# Listed records
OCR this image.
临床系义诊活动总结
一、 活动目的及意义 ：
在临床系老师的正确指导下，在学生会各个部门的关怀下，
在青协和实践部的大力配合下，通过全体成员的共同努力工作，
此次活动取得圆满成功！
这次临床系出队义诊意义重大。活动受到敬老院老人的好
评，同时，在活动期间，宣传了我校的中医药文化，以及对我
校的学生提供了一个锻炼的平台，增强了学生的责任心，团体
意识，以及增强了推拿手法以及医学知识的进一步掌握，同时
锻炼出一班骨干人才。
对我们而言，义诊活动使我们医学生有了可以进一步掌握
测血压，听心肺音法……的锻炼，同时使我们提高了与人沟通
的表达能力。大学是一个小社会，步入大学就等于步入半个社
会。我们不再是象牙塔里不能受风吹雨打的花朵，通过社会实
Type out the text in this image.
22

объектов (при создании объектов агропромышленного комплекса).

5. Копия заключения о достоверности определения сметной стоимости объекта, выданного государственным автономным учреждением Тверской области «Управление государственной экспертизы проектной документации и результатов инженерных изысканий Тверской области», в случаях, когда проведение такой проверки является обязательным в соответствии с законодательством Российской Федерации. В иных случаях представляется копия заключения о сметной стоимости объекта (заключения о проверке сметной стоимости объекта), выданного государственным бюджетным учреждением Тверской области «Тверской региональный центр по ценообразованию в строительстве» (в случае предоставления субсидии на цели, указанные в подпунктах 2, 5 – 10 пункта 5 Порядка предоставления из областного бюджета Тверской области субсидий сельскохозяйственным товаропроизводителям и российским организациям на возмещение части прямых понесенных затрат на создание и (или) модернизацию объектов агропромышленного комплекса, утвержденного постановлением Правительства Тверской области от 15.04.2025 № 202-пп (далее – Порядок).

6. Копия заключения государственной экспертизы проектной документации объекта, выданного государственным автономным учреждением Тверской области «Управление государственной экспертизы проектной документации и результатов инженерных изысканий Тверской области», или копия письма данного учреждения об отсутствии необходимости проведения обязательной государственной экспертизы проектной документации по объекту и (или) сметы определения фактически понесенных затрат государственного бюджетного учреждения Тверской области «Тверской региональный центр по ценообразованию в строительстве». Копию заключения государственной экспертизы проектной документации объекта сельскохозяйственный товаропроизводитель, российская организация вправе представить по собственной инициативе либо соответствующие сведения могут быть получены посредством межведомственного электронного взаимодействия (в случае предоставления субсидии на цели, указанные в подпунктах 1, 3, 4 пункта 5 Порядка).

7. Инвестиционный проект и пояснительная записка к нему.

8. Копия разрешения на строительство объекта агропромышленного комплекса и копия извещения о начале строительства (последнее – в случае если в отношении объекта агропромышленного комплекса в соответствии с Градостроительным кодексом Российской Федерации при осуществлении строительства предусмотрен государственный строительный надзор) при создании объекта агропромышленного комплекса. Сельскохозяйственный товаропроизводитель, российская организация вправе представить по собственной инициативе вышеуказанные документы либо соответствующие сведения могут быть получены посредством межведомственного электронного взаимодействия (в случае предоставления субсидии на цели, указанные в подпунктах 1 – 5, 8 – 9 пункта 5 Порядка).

# Set exercise
All of the entries above must be quoted exactly.

# Task answer
OCR this image.
临床系义诊活动总结
一、 活动目的及意义 ：
在临床系老师的正确指导下，在学生会各个部门的关怀下，
在青协和实践部的大力配合下，通过全体成员的共同努力工作，
此次活动取得圆满成功！
这次临床系出队义诊意义重大。活动受到敬老院老人的好
评，同时，在活动期间，宣传了我校的中医药文化，以及对我
校的学生提供了一个锻炼的平台，增强了学生的责任心，团体
意识，以及增强了推拿手法以及医学知识的进一步掌握，同时
锻炼出一班骨干人才。
对我们而言，义诊活动使我们医学生有了可以进一步掌握
测血压，听心肺音法……的锻炼，同时使我们提高了与人沟通
的表达能力。大学是一个小社会，步入大学就等于步入半个社
会。我们不再是象牙塔里不能受风吹雨打的花朵，通过社会实
Type out the text in this image.
22

объектов (при создании объектов агропромышленного комплекса).

5. Копия заключения о достоверности определения сметной стоимости объекта, выданного государственным автономным учреждением Тверской области «Управление государственной экспертизы проектной документации и результатов инженерных изысканий Тверской области», в случаях, когда проведение такой проверки является обязательным в соответствии с законодательством Российской Федерации. В иных случаях представляется копия заключения о сметной стоимости объекта (заключения о проверке сметной стоимости объекта), выданного государственным бюджетным учреждением Тверской области «Тверской региональный центр по ценообразованию в строительстве» (в случае предоставления субсидии на цели, указанные в подпунктах 2, 5 – 10 пункта 5 Порядка предоставления из областного бюджета Тверской области субсидий сельскохозяйственным товаропроизводителям и российским организациям на возмещение части прямых понесенных затрат на создание и (или) модернизацию объектов агропромышленного комплекса, утвержденного постановлением Правительства Тверской области от 15.04.2025 № 202-пп (далее – Порядок).

6. Копия заключения государственной экспертизы проектной документации объекта, выданного государственным автономным учреждением Тверской области «Управление государственной экспертизы проектной документации и результатов инженерных изысканий Тверской области», или копия письма данного учреждения об отсутствии необходимости проведения обязательной государственной экспертизы проектной документации по объекту и (или) сметы определения фактически понесенных затрат государственного бюджетного учреждения Тверской области «Тверской региональный центр по ценообразованию в строительстве». Копию заключения государственной экспертизы проектной документации объекта сельскохозяйственный товаропроизводитель, российская организация вправе представить по собственной инициативе либо соответствующие сведения могут быть получены посредством межведомственного электронного взаимодействия (в случае предоставления субсидии на цели, указанные в подпунктах 1, 3, 4 пункта 5 Порядка).

7. Инвестиционный проект и пояснительная записка к нему.

8. Копия разрешения на строительство объекта агропромышленного комплекса и копия извещения о начале строительства (последнее – в случае если в отношении объекта агропромышленного комплекса в соответствии с Градостроительным кодексом Российской Федерации при осуществлении строительства предусмотрен государственный строительный надзор) при создании объекта агропромышленного комплекса. Сельскохозяйственный товаропроизводитель, российская организация вправе представить по собственной инициативе вышеуказанные документы либо соответствующие сведения могут быть получены посредством межведомственного электронного взаимодействия (в случае предоставления субсидии на цели, указанные в подпунктах 1 – 5, 8 – 9 пункта 5 Порядка).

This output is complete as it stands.